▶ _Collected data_
◆ ◆ ◆ ◆ ◆

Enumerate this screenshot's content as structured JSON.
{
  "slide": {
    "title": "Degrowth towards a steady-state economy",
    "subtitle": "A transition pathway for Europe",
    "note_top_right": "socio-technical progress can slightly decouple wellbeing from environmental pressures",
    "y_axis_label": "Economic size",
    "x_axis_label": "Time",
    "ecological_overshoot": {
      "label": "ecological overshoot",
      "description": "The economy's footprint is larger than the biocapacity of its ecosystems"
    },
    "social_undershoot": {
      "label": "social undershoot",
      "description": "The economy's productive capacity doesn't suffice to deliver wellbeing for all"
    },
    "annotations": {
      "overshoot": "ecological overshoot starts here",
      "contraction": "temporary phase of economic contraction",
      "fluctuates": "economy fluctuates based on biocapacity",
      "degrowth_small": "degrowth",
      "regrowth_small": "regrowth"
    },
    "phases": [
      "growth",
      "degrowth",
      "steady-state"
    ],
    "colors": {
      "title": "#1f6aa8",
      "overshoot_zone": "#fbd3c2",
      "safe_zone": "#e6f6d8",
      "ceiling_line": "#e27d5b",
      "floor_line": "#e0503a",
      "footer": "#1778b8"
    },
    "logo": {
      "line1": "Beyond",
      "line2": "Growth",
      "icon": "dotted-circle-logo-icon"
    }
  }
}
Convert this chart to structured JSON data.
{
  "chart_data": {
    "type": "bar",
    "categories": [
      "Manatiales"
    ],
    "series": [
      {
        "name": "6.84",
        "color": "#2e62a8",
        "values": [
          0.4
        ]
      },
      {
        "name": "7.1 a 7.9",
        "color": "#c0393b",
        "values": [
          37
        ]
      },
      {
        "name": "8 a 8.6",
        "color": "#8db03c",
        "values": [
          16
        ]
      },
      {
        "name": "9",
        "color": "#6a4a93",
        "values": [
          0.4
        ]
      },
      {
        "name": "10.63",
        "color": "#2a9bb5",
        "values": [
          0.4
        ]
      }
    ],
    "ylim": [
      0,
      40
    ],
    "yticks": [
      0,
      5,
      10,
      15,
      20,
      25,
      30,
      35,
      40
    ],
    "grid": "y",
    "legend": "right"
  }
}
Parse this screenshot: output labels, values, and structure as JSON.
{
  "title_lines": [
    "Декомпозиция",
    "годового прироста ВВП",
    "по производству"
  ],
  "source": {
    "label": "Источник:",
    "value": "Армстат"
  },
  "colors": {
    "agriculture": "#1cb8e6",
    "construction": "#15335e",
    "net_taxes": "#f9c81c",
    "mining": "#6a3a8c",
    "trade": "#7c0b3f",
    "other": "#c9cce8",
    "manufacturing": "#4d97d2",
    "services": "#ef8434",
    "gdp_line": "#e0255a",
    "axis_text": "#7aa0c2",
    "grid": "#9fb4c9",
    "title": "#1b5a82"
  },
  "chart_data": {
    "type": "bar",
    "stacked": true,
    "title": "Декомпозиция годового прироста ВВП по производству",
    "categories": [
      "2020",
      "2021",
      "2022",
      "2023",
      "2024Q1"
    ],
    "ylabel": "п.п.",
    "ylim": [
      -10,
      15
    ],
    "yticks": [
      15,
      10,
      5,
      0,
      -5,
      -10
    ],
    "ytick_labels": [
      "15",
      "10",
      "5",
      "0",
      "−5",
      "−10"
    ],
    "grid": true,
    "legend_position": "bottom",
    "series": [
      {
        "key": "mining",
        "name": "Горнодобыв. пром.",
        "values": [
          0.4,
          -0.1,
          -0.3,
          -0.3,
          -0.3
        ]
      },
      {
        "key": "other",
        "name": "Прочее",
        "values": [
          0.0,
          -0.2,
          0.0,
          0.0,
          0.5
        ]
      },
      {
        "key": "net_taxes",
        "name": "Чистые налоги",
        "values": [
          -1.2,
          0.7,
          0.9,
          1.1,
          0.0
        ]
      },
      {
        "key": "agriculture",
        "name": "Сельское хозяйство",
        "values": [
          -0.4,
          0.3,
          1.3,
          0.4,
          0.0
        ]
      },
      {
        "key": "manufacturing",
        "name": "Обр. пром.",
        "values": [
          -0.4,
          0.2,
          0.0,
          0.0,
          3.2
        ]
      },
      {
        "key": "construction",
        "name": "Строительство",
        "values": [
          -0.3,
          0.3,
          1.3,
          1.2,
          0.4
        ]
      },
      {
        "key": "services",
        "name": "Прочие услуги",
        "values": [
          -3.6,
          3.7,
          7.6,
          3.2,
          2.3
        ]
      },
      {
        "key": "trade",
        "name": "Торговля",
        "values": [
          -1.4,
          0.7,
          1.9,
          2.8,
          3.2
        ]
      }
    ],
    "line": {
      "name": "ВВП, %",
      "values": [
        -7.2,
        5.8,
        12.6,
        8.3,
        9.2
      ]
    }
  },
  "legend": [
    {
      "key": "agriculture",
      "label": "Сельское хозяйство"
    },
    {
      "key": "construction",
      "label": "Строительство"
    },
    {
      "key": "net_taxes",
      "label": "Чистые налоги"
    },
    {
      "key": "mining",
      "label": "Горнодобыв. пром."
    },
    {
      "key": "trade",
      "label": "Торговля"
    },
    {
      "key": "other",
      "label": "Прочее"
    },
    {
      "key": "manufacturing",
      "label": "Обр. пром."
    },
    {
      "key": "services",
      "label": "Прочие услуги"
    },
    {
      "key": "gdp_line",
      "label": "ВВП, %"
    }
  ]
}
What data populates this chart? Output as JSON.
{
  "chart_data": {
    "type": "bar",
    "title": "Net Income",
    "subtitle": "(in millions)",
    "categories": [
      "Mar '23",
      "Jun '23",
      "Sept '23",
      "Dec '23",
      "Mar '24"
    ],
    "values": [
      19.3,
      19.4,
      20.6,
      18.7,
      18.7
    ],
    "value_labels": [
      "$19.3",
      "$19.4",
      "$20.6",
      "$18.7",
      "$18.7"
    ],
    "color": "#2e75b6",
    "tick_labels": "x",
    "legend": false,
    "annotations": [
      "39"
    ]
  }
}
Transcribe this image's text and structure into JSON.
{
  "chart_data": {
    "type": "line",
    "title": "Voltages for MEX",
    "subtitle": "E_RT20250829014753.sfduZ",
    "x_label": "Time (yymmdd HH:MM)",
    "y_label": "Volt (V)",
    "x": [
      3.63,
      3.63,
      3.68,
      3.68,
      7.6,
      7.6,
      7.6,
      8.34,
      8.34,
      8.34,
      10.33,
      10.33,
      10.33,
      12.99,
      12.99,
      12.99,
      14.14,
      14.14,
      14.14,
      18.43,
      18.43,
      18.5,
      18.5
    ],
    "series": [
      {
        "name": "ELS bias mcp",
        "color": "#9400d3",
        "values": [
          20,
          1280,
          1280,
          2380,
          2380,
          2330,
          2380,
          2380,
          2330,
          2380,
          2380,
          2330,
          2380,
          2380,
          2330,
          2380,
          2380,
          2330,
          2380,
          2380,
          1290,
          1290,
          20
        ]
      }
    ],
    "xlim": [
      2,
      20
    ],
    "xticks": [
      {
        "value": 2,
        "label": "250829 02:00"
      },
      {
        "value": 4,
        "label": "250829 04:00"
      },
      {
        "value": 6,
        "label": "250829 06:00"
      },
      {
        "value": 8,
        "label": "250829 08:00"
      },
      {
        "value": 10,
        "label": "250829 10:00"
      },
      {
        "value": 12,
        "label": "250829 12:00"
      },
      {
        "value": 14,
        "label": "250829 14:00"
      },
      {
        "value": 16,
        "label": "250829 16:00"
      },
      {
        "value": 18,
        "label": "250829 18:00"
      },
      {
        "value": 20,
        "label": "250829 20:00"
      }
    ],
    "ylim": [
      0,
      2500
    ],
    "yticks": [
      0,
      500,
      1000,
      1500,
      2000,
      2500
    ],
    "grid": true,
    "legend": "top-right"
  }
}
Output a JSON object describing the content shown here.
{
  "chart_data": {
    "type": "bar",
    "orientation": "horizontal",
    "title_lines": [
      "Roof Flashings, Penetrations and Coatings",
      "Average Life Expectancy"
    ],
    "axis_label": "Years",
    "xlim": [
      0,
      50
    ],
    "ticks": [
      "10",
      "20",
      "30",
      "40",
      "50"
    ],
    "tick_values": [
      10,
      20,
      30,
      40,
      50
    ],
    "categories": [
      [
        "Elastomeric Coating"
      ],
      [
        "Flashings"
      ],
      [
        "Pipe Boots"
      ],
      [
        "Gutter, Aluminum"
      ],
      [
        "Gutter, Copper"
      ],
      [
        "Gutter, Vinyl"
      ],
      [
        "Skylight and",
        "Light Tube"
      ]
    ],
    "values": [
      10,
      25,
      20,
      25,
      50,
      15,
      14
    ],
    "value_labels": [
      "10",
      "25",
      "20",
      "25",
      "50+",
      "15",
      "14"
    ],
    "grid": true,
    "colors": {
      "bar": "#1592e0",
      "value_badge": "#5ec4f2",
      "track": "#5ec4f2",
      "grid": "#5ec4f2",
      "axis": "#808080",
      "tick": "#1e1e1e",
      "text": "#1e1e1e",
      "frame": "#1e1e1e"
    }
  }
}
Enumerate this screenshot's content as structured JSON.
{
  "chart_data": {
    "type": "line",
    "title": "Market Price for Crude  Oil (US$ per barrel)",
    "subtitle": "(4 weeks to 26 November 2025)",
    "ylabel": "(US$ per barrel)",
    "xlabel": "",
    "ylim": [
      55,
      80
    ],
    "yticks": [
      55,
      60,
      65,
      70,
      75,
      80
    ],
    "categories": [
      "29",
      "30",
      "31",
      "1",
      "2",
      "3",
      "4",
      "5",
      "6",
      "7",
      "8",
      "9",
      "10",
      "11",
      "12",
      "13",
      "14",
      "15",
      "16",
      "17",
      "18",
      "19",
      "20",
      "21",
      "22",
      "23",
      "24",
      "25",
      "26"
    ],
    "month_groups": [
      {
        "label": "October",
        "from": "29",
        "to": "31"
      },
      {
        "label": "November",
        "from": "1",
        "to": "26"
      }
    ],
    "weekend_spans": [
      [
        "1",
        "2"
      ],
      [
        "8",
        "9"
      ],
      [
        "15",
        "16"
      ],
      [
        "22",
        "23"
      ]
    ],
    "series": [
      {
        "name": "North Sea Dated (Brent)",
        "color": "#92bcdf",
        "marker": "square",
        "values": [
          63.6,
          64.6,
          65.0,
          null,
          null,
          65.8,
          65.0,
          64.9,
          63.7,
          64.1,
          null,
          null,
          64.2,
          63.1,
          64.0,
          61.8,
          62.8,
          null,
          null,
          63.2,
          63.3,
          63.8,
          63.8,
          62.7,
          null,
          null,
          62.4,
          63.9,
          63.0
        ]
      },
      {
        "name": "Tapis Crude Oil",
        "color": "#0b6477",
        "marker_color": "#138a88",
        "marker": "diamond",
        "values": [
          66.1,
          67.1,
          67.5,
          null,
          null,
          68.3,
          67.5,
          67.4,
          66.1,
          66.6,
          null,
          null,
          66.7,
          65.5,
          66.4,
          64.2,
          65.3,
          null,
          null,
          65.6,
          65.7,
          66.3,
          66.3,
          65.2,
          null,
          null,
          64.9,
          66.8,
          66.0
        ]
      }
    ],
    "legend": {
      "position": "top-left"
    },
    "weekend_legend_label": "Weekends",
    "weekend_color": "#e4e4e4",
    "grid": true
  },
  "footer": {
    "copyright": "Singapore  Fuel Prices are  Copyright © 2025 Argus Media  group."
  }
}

◆ ◆ ◆ ◆ ◆

▶ _Task instructions_
Figure out how many lines of the data above include "subtitle", then give the number and nothing more.

▶ _Expected answer_
4